Extracted records:

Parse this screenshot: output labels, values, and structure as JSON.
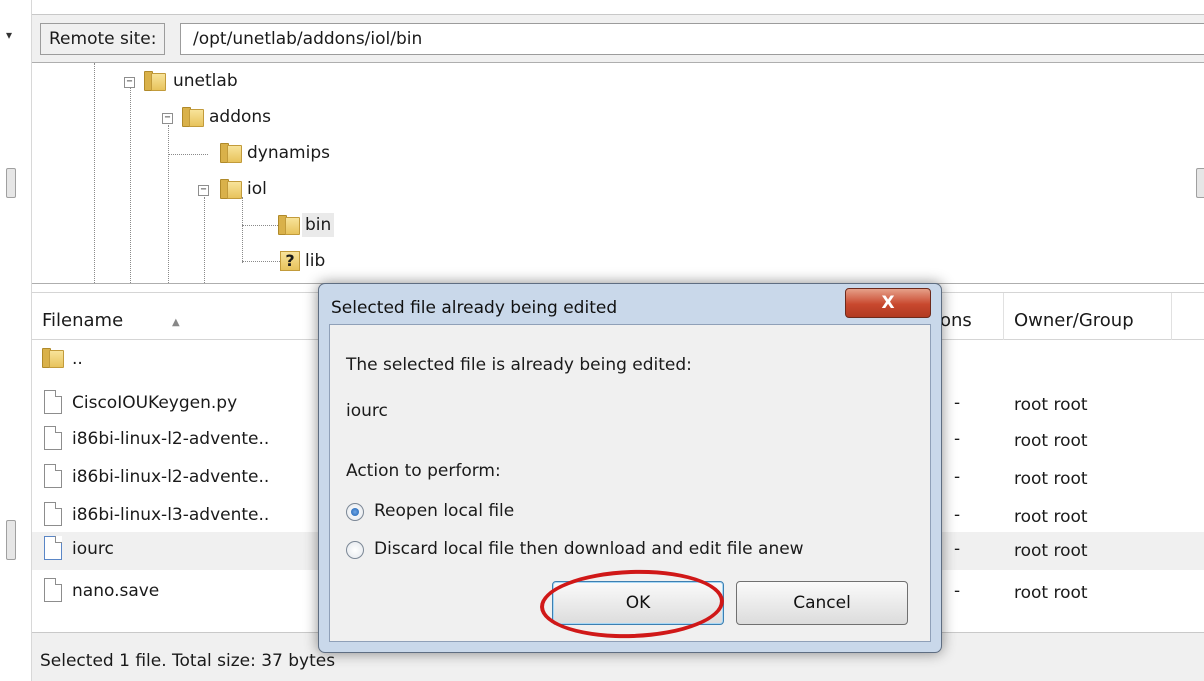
{
  "remote_site": {
    "label": "Remote site:",
    "path": "/opt/unetlab/addons/iol/bin"
  },
  "tree": {
    "nodes": [
      {
        "name": "unetlab",
        "expanded": true
      },
      {
        "name": "addons",
        "expanded": true
      },
      {
        "name": "dynamips",
        "expanded": false
      },
      {
        "name": "iol",
        "expanded": true
      },
      {
        "name": "bin",
        "selected": true
      },
      {
        "name": "lib",
        "unknown": true
      }
    ],
    "expanded_symbol": "−",
    "unknown_symbol": "?"
  },
  "file_list": {
    "columns": {
      "filename": "Filename",
      "permissions": "ons",
      "owner": "Owner/Group"
    },
    "rows": [
      {
        "name": "..",
        "perm": "",
        "owner": ""
      },
      {
        "name": "CiscoIOUKeygen.py",
        "perm": "-",
        "owner": "root root"
      },
      {
        "name": "i86bi-linux-l2-advente..",
        "perm": "-",
        "owner": "root root"
      },
      {
        "name": "i86bi-linux-l2-advente..",
        "perm": "-",
        "owner": "root root"
      },
      {
        "name": "i86bi-linux-l3-advente..",
        "perm": "-",
        "owner": "root root"
      },
      {
        "name": "iourc",
        "perm": "-",
        "owner": "root root",
        "selected": true
      },
      {
        "name": "nano.save",
        "perm": "-",
        "owner": "root root"
      }
    ]
  },
  "status": {
    "text": "Selected 1 file. Total size: 37 bytes"
  },
  "dialog": {
    "title": "Selected file already being edited",
    "close_label": "X",
    "message": "The selected file is already being edited:",
    "filename": "iourc",
    "action_label": "Action to perform:",
    "options": [
      {
        "label": "Reopen local file",
        "checked": true
      },
      {
        "label": "Discard local file then download and edit file anew",
        "checked": false
      }
    ],
    "ok_label": "OK",
    "cancel_label": "Cancel"
  },
  "colors": {
    "annotation_ellipse": "#d01818",
    "dialog_frame": "#c9d8ea",
    "close_button": "#c8482e"
  }
}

Your instructions:
Pull out every line of the records that includes the string "unetlab".

Exercise result:
    "path": "/opt/unetlab/addons/iol/bin"
        "name": "unetlab",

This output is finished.